━━━ Materials provided
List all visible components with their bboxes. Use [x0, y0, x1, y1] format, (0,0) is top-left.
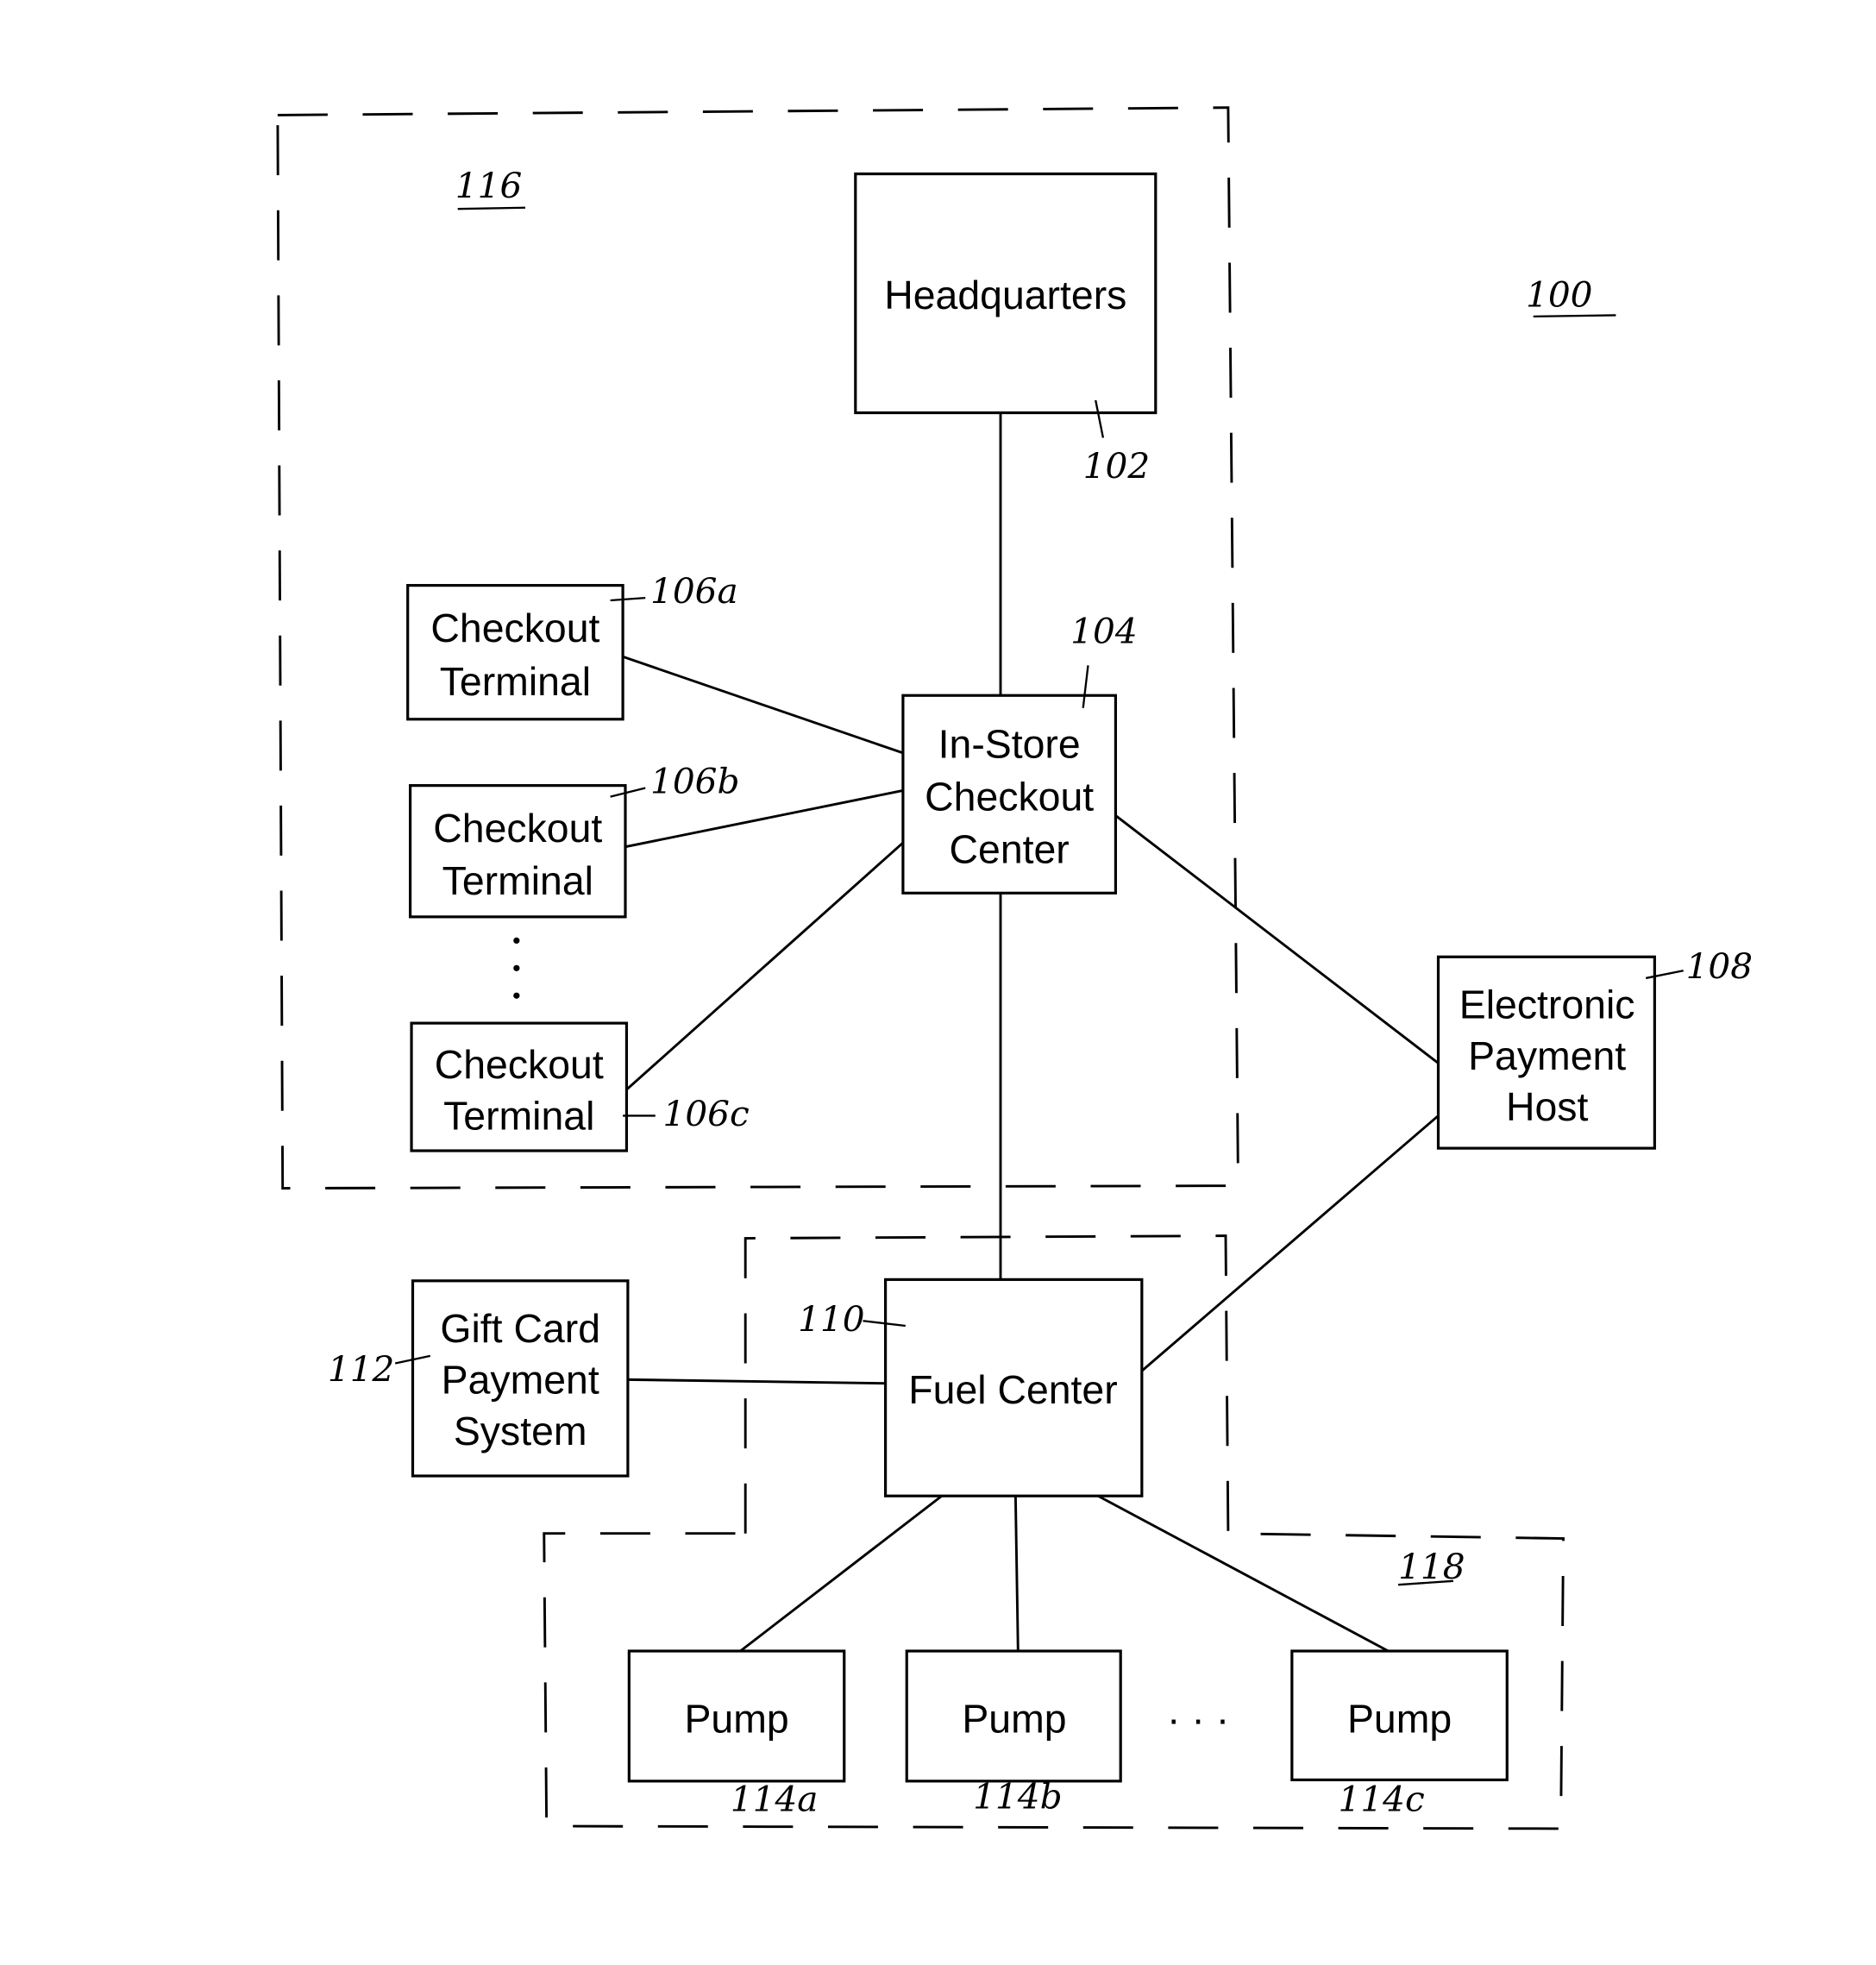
gift-card-system-node: Gift Card Payment System	[411, 1279, 630, 1478]
fuel-region-ref: 118	[1398, 1546, 1465, 1587]
link-center-payment-host	[1114, 814, 1440, 1064]
node-label: Checkout	[925, 775, 1094, 819]
link-fuel-payment-host	[1140, 1114, 1440, 1372]
underline	[457, 206, 526, 210]
node-label: Checkout	[430, 606, 599, 650]
vertical-ellipsis	[513, 937, 520, 999]
node-label: Terminal	[443, 1093, 594, 1138]
store-region-ref: 116	[455, 165, 522, 206]
underline	[1533, 314, 1616, 318]
ref-label: 108	[1686, 945, 1753, 987]
ref-label: 114c	[1338, 1779, 1424, 1820]
ref-label: 114b	[973, 1776, 1062, 1817]
link-fuel-pump-a	[739, 1495, 943, 1653]
link-terminal-c	[624, 839, 907, 1092]
pump-b-node: Pump	[905, 1649, 1122, 1783]
ref-label: 106a	[650, 570, 738, 612]
node-label: System	[454, 1409, 587, 1453]
link-terminal-a	[622, 655, 904, 755]
ref-label: 106b	[650, 760, 739, 801]
fuel-center-node: Fuel Center	[884, 1278, 1144, 1497]
node-label: Payment	[1468, 1033, 1626, 1078]
link-fuel-pump-b	[1013, 1496, 1020, 1652]
ref-label: 112	[328, 1348, 394, 1390]
node-label: Terminal	[442, 858, 593, 903]
payment-host-node: Electronic Payment Host	[1436, 955, 1656, 1150]
node-label: Electronic	[1459, 982, 1635, 1026]
pump-c-node: Pump	[1290, 1649, 1509, 1781]
pump-a-node: Pump	[627, 1649, 846, 1783]
ref-label: 110	[798, 1298, 864, 1340]
checkout-terminal-c-node: Checkout Terminal	[410, 1021, 629, 1152]
system-ref: 100	[1526, 273, 1592, 315]
node-label: Payment	[442, 1357, 599, 1402]
node-label: In-Store	[938, 722, 1081, 767]
system-diagram: Headquarters 102 In-Store Checkout Cente…	[276, 106, 1753, 1830]
node-label: Pump	[684, 1696, 788, 1741]
node-label: Fuel Center	[908, 1367, 1117, 1412]
node-label: Pump	[962, 1696, 1066, 1741]
node-label: Center	[950, 827, 1070, 872]
node-label: Host	[1506, 1084, 1588, 1129]
headquarters-node: Headquarters	[854, 172, 1158, 415]
node-label: Headquarters	[884, 273, 1126, 317]
link-fuel-pump-c	[1097, 1494, 1390, 1653]
node-label: Gift Card	[440, 1306, 600, 1351]
link-giftcard-fuel	[627, 1378, 886, 1385]
node-label: Terminal	[440, 659, 591, 704]
checkout-center-node: In-Store Checkout Center	[901, 694, 1117, 895]
ref-label: 104	[1070, 610, 1137, 651]
horizontal-ellipsis: · · ·	[1167, 1696, 1229, 1741]
checkout-terminal-b-node: Checkout Terminal	[409, 784, 627, 919]
ref-label: 106c	[662, 1093, 749, 1134]
node-label: Pump	[1347, 1696, 1452, 1741]
ref-label: 102	[1083, 445, 1150, 487]
checkout-terminal-a-node: Checkout Terminal	[406, 584, 624, 721]
node-label: Checkout	[433, 806, 602, 851]
node-label: Checkout	[435, 1042, 604, 1087]
ref-label: 114a	[731, 1779, 819, 1820]
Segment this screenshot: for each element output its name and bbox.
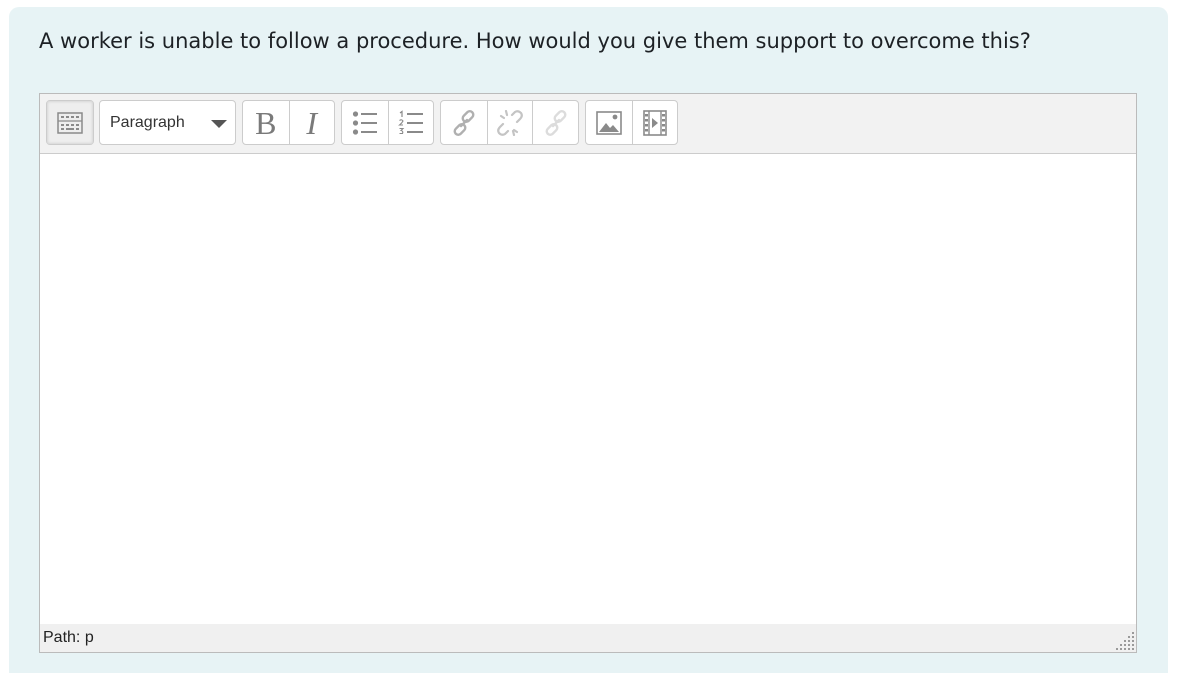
italic-button[interactable]: I [288,101,335,144]
bold-button[interactable]: B [243,101,289,144]
path-value-p[interactable]: p [85,629,94,646]
path-label: Path: [43,629,81,646]
resize-handle-icon[interactable] [1114,630,1136,652]
bold-icon: B [255,104,277,141]
question-text: A worker is unable to follow a procedure… [39,29,1031,53]
unlink-button[interactable] [486,101,533,144]
link-button[interactable] [441,101,487,144]
list-group [341,100,434,145]
italic-icon: I [306,104,318,141]
bulleted-list-icon [352,110,377,135]
paragraph-format-select[interactable]: Paragraph [99,100,236,145]
paragraph-format-value: Paragraph [110,114,185,131]
rich-text-editor: Paragraph B I Path: p [39,93,1137,653]
text-style-group: B I [242,100,335,145]
editor-statusbar: Path: p [40,624,1136,652]
media-icon [642,109,667,136]
image-button[interactable] [586,101,632,144]
editor-content-area[interactable] [40,154,1136,624]
question-card: A worker is unable to follow a procedure… [9,7,1168,673]
link-icon [453,109,475,136]
numbered-list-icon [397,109,423,134]
editor-toolbar: Paragraph B I [40,94,1136,154]
anchor-button[interactable] [532,101,578,144]
unlink-icon [497,109,523,136]
media-button[interactable] [631,101,678,144]
element-path: Path: p [43,629,94,647]
numbered-list-button[interactable] [387,101,434,144]
media-group [585,100,678,145]
chevron-down-icon [211,120,227,128]
toolbar-toggle-icon [57,111,83,134]
toolbar-toggle-button[interactable] [47,101,93,144]
anchor-icon [545,109,567,136]
toolbar-toggle-group [46,100,94,145]
link-group [440,100,579,145]
image-icon [595,110,622,135]
bulleted-list-button[interactable] [342,101,388,144]
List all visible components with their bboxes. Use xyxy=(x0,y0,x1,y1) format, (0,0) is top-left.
━━━━━━
Write out the stretch from the line containing "gift-card-system-node: Gift Card" through the line containing "1776, 1062, 1817]", keeping each line identical to the original.

gift-card-system-node: Gift Card Payment System	[411, 1279, 630, 1478]
fuel-region-ref: 118	[1398, 1546, 1465, 1587]
link-center-payment-host	[1114, 814, 1440, 1064]
node-label: Checkout	[925, 775, 1094, 819]
link-fuel-payment-host	[1140, 1114, 1440, 1372]
underline	[457, 206, 526, 210]
node-label: Checkout	[430, 606, 599, 650]
vertical-ellipsis	[513, 937, 520, 999]
node-label: Terminal	[443, 1093, 594, 1138]
store-region-ref: 116	[455, 165, 522, 206]
underline	[1533, 314, 1616, 318]
ref-label: 108	[1686, 945, 1753, 987]
ref-label: 114c	[1338, 1779, 1424, 1820]
ref-label: 114b	[973, 1776, 1062, 1817]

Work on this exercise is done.